This is the mail archive of the gcc-patches@gcc.gnu.org mailing list for the GCC project.

Index Nav:	[Date Index] [Subject Index] [Author Index] [Thread Index]
Message Nav:	[Date Prev] [Date Next]	[Thread Prev] [Thread Next]
Other format:	[Raw text]

[PATCH, rs6000] Correct handling of multiply high-part for little endian

From: Bill Schmidt <wschmidt at linux dot vnet dot ibm dot com>
To: gcc-patches at gcc dot gnu dot org
Cc: dje dot gcc at gmail dot com
Date: Wed, 30 Oct 2013 17:55:49 -0500
Subject: [PATCH, rs6000] Correct handling of multiply high-part for little endian
Authentication-results: sourceware.org; auth=none

Hi,

When working around the peculiar little-endian semantics of the vperm
instruction, our usual fix is to complement the permute control vector
and swap the order of the two vector input operands, so that we get a
double-wide vector in the proper order.  We don't want to swap the
operands when we are expanding a mult_highpart operation, however, as
the two input operands are not to be interpreted as a double-wide
vector.  Instead they represent odd and even elements, and swapping the
operands gets the odd and even elements reversed in the final result.

Given request 1:
Edit the GCC patch message by writing out everything from "When working around" down to "the final result." again, with "vperm" replaced by "vpermxor".
Given request 2:
Resume the GCC patch message, starting right after its last sentence.

Dataset content:
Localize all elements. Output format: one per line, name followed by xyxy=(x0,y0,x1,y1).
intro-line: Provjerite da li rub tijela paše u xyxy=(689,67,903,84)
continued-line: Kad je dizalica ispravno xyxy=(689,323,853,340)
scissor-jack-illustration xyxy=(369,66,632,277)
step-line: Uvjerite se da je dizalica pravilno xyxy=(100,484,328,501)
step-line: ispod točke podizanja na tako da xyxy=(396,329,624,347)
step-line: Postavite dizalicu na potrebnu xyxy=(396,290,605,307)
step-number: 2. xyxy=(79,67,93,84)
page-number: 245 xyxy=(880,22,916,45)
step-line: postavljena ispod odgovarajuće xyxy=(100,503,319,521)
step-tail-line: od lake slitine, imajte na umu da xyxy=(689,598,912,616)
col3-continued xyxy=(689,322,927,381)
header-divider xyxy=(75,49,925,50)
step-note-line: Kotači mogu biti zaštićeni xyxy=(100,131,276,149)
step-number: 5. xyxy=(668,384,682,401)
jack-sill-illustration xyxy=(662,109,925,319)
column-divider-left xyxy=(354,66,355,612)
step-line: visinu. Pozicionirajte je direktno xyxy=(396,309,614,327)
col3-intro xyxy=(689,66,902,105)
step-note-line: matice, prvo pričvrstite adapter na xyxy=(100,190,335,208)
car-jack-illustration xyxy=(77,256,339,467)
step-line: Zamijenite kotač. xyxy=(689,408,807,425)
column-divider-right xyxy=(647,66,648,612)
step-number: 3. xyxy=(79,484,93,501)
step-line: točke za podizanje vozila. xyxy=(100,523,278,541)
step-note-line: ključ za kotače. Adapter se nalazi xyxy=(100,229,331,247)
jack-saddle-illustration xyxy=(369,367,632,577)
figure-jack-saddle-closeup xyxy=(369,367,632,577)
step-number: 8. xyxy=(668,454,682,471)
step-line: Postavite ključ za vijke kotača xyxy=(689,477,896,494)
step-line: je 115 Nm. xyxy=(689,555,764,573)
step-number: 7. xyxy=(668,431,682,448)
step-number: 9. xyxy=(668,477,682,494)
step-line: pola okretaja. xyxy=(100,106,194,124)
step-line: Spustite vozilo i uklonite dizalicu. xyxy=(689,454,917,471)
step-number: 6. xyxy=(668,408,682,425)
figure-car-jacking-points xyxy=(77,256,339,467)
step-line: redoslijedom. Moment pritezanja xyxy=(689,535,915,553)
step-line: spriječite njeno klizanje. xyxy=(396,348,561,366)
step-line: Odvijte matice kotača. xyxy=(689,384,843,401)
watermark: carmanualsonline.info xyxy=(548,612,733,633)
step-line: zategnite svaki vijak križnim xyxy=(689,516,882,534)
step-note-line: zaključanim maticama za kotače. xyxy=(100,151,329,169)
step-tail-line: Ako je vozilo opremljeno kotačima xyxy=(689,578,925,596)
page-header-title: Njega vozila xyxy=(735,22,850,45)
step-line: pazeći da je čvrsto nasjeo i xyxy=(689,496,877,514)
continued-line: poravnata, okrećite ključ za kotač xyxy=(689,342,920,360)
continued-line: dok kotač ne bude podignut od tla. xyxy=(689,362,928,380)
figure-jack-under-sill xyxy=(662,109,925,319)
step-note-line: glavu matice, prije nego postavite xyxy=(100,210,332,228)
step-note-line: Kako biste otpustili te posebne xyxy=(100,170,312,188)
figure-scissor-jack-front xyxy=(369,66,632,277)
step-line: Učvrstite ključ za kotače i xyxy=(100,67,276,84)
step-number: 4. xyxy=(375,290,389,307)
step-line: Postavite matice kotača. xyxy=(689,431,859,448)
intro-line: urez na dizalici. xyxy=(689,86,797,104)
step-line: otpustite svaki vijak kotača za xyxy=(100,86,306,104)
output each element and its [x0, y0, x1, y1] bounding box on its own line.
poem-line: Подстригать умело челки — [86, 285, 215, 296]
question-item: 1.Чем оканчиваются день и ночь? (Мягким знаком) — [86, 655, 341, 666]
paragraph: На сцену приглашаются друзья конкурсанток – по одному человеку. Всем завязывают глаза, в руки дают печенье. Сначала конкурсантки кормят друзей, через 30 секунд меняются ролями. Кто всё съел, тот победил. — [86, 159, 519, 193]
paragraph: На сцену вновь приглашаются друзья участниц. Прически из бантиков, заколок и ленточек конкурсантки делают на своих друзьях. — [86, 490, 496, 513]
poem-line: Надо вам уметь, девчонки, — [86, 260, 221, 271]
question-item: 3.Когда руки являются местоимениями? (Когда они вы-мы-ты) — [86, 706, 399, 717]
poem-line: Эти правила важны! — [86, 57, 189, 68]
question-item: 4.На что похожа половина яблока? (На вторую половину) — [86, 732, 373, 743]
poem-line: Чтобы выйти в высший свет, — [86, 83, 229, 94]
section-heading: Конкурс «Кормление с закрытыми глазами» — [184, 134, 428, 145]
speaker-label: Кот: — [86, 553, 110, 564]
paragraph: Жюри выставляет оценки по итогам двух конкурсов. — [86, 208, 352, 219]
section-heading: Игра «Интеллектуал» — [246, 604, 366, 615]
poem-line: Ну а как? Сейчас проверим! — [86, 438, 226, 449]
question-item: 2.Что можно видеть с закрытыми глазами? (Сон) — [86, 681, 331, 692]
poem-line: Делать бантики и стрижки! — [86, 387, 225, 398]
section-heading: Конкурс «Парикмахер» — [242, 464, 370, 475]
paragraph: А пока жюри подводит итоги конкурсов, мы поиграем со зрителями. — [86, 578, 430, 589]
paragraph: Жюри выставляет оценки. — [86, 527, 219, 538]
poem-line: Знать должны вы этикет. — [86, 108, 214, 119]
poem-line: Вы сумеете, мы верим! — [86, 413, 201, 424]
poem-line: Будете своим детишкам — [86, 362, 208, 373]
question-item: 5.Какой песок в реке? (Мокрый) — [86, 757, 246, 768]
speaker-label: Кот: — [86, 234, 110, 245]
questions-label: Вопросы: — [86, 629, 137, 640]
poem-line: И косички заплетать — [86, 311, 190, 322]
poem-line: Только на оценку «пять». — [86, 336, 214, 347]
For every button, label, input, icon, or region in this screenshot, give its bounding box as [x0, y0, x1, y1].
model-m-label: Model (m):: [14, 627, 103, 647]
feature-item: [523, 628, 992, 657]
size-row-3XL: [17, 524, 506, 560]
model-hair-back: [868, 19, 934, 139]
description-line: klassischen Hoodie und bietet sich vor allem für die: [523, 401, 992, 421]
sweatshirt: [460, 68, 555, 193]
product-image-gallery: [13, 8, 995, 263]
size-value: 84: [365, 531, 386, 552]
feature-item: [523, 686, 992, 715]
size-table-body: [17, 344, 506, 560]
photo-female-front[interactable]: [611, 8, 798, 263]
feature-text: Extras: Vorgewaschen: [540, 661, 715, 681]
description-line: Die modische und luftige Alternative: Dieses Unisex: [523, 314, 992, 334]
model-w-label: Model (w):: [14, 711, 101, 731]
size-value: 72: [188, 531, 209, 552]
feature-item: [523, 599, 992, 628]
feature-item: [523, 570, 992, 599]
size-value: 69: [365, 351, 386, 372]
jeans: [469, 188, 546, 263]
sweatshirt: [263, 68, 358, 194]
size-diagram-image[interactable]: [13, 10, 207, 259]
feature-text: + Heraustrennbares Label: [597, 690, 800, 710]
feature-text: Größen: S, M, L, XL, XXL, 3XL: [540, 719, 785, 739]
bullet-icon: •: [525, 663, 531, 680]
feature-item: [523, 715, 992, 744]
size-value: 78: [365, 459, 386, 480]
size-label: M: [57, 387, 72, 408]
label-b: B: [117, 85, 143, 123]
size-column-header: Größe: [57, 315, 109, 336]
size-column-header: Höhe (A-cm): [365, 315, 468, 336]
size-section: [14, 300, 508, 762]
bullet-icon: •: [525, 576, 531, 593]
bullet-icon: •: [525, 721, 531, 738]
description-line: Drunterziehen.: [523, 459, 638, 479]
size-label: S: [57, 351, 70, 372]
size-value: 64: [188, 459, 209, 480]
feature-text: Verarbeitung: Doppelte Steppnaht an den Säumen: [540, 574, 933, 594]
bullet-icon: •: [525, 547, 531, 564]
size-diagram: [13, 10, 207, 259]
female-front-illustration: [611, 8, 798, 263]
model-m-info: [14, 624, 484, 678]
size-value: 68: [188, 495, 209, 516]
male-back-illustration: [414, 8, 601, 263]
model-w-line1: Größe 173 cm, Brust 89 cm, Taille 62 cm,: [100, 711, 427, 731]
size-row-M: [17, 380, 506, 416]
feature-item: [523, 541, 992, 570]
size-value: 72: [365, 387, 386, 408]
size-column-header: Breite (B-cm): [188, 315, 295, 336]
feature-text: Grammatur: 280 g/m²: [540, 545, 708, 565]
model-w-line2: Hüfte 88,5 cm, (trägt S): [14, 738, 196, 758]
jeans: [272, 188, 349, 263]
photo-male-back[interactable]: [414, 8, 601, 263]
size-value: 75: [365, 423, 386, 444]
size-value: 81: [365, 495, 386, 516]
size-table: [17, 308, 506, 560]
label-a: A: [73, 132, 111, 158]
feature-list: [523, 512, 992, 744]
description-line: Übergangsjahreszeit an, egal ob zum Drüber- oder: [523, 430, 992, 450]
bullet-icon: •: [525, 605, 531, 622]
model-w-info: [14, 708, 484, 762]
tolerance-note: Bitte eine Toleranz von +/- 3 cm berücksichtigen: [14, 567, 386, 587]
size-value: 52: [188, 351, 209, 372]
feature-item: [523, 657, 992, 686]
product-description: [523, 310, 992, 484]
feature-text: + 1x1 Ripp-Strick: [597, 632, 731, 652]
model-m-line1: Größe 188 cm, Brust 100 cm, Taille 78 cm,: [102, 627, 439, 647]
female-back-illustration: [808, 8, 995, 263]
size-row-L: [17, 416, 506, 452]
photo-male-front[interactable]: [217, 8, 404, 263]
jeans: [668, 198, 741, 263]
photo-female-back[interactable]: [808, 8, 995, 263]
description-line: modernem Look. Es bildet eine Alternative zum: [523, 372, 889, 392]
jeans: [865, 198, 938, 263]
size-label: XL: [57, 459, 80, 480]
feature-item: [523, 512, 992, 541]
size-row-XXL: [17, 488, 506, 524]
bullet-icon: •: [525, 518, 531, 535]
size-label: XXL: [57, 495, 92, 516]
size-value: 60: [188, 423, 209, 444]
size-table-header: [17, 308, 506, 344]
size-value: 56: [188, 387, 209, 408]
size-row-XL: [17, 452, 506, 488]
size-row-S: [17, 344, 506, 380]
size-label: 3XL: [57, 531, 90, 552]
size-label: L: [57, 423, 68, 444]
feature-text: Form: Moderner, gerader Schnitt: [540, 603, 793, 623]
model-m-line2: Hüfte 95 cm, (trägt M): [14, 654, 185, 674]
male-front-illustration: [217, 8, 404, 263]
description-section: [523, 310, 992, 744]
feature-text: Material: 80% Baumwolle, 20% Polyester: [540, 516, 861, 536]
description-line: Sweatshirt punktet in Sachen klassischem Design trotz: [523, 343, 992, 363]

Written reply 1:
When working around the peculiar little-endian semantics of the vpermxor
instruction, our usual fix is to complement the permute control vector
and swap the order of the two vector input operands, so that we get a
double-wide vector in the proper order.  We don't want to swap the
operands when we are expanding a mult_highpart operation, however, as
the two input operands are not to be interpreted as a double-wide
vector.  Instead they represent odd and even elements, and swapping the
operands gets the odd and even elements reversed in the final result.

Written reply 2:
The permute for this case is generated by target-neutral code in
optabs.c: expand_mult_highpart ().  We obviously can't change that code
directly.  However, we can redirect the logic from the "case 2" method
to target-specific code by implementing expansions for the
umul<mode>3_highpart and smul<mode>3_highpart operations.  I've done
this, with the expansions acting exactly as expand_mult_highpart does
today, with the exception that it swaps the input operands to the call
to expand_vec_perm when we are generating little-endian code.  We will
later swap them back to their original position in the code in rs6000.c:
altivec_expand_vec_perm_const_le ().

The change has no intended effect when generating big-endian code.

Bootstrapped and tested on powerpc64{,le}-unknown-linux-gnu with no new
regressions.  This fixes the gcc.dg/vect/pr51581-4.c test failure for
little endian.  Ok for trunk?

Thanks,
Bill


2013-10-30  Bill Schmidt  <wschmidt@linux.vnet.ibm.com>

	* config/rs6000/rs6000-protos.h (altivec_expand_mul_highpart): New
	prototype.
	* config/rs6000/rs6000.c (altivec_expand_mul_highpart): New.
	* config/rs6000/altivec.md (umul<mode>3_highpart): New.
	(smul_<mode>3_highpart): New.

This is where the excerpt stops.